■ **Material provided**:
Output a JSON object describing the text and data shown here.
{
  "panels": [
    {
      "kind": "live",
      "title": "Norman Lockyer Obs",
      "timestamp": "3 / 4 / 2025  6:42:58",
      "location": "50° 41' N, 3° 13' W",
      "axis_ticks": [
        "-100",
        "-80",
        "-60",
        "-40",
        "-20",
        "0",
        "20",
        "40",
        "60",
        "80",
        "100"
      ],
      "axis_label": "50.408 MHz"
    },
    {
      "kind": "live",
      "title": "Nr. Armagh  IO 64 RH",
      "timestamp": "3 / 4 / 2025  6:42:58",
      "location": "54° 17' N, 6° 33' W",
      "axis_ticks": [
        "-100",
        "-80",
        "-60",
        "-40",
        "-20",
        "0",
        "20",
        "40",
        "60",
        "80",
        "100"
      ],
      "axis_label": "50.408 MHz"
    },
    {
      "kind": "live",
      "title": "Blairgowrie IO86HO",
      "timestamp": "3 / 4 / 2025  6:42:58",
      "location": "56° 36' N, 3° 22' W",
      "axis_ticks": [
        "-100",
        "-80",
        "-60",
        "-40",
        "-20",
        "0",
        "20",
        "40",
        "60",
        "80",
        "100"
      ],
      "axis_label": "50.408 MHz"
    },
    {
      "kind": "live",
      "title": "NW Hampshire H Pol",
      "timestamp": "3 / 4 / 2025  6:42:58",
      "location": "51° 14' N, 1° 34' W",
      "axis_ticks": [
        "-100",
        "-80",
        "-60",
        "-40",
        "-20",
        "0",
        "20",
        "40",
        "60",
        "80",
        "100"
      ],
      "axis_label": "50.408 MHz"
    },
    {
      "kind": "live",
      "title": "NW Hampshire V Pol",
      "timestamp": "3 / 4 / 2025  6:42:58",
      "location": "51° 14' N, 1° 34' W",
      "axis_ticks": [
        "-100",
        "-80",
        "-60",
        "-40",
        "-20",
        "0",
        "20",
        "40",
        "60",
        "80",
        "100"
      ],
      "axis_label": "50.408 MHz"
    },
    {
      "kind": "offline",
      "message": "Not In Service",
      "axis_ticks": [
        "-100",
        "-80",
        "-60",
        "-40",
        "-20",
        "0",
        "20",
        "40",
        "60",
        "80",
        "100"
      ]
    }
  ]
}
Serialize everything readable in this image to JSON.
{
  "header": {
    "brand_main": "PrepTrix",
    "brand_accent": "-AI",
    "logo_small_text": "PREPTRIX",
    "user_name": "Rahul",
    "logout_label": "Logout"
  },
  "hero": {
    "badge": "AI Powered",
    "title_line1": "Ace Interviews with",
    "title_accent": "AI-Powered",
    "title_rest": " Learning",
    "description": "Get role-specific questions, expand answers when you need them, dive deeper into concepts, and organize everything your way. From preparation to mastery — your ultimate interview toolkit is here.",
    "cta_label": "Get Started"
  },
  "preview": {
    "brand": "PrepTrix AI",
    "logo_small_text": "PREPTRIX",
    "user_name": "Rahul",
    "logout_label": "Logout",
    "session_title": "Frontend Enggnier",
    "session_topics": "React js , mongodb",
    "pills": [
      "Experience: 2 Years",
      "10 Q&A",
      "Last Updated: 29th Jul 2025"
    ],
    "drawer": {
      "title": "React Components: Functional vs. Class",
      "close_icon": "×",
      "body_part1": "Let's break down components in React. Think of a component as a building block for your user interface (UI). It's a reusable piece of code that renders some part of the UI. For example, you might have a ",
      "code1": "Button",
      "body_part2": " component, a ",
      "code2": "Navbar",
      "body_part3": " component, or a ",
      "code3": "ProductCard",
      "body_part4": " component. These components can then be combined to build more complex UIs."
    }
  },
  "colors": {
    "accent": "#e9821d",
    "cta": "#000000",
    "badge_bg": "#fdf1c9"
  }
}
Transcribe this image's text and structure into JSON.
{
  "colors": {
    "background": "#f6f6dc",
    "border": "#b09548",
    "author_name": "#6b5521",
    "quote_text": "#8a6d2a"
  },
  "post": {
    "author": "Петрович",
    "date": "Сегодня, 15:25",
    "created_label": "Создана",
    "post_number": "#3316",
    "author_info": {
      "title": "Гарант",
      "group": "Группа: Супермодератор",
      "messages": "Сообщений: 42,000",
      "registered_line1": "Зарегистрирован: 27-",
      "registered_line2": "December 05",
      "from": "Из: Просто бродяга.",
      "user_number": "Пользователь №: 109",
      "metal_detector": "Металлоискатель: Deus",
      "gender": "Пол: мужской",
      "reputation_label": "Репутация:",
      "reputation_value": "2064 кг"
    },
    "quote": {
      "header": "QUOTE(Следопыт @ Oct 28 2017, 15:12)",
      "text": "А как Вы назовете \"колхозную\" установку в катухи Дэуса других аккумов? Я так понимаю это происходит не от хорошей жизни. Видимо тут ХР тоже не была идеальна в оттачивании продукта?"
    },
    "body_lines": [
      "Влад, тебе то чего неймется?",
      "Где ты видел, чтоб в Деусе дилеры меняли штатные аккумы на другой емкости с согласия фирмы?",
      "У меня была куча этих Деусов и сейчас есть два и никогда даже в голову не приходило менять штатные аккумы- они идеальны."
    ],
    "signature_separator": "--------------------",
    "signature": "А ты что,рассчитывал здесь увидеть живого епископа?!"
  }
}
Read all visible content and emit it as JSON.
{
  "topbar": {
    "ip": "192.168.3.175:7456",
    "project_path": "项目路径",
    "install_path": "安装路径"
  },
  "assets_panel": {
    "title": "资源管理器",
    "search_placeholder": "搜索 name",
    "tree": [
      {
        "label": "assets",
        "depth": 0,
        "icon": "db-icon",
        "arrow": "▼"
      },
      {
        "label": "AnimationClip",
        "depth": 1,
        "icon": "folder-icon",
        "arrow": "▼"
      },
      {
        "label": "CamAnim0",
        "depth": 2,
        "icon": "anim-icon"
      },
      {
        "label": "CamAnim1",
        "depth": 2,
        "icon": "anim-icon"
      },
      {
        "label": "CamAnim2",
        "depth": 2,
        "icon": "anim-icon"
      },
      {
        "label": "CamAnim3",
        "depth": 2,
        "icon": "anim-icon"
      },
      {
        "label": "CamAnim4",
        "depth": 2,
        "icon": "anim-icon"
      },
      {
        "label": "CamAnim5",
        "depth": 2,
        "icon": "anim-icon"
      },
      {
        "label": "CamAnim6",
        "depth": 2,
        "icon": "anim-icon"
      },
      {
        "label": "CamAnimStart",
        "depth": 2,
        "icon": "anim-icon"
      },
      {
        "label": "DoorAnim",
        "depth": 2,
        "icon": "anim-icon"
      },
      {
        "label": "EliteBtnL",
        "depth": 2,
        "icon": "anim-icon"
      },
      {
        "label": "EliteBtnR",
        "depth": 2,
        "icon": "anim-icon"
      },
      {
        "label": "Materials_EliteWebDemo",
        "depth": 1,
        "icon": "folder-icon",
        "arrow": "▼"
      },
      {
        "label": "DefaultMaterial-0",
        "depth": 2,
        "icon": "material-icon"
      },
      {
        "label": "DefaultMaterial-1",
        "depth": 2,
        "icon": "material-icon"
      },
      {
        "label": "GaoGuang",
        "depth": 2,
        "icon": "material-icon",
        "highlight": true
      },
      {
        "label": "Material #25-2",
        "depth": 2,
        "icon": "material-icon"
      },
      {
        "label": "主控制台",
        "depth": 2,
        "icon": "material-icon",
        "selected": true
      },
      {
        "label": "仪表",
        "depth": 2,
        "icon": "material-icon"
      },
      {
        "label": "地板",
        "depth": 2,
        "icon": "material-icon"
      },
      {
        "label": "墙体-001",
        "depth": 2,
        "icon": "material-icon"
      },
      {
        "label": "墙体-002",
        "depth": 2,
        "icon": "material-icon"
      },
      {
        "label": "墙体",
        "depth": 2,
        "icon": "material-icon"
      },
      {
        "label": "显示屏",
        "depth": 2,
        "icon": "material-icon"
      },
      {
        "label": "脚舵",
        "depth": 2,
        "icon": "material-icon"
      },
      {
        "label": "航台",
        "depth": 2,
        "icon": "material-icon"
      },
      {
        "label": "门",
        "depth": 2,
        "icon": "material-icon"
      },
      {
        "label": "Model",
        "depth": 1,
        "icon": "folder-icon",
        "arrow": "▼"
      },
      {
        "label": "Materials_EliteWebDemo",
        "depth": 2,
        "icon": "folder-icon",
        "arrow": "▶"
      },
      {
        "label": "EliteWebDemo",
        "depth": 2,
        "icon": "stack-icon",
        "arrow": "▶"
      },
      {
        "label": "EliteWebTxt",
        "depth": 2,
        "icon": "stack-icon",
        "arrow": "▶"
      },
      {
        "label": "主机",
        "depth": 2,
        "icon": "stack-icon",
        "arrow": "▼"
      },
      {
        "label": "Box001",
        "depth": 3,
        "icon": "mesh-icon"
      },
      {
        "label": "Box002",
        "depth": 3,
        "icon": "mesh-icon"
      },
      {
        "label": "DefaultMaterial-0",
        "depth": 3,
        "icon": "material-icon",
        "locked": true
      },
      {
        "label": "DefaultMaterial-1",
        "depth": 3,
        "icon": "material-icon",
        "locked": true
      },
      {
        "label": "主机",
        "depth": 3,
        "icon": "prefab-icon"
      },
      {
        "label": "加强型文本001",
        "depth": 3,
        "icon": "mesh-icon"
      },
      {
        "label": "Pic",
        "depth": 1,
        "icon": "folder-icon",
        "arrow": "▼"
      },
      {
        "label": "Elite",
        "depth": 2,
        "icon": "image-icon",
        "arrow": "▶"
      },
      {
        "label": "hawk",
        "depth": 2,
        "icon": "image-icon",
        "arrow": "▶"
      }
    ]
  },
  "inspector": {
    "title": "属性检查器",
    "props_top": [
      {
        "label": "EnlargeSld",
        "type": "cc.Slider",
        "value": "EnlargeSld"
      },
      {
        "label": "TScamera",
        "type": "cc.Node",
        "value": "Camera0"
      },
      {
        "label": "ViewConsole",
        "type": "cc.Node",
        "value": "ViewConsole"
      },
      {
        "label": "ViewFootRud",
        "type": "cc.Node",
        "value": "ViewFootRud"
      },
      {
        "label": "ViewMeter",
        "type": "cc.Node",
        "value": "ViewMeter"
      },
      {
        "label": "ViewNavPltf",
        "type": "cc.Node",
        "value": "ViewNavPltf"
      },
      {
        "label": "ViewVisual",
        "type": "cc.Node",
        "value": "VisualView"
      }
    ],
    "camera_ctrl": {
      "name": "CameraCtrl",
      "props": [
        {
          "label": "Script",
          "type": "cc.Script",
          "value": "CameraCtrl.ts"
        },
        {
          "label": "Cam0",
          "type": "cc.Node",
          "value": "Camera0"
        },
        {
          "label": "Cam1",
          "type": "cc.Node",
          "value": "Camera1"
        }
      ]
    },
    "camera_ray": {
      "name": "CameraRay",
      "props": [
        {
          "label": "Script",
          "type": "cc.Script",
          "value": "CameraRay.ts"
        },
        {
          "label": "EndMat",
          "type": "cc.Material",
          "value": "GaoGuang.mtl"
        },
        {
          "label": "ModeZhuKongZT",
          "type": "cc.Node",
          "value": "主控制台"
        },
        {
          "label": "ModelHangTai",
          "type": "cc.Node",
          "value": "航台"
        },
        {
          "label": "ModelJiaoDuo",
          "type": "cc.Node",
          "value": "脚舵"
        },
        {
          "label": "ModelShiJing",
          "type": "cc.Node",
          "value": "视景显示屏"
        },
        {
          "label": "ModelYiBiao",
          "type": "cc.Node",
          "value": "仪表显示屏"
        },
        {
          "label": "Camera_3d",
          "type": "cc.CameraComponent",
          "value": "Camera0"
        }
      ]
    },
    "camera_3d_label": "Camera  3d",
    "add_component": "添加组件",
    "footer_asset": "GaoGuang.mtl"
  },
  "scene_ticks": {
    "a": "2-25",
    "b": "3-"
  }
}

■ **What you will do**: Find the lines containing "JSON" and pull them out.

■ **Task response**:
Output a JSON object describing the text and data shown here.
Serialize everything readable in this image to JSON.
Transcribe this image's text and structure into JSON.
Read all visible content and emit it as JSON.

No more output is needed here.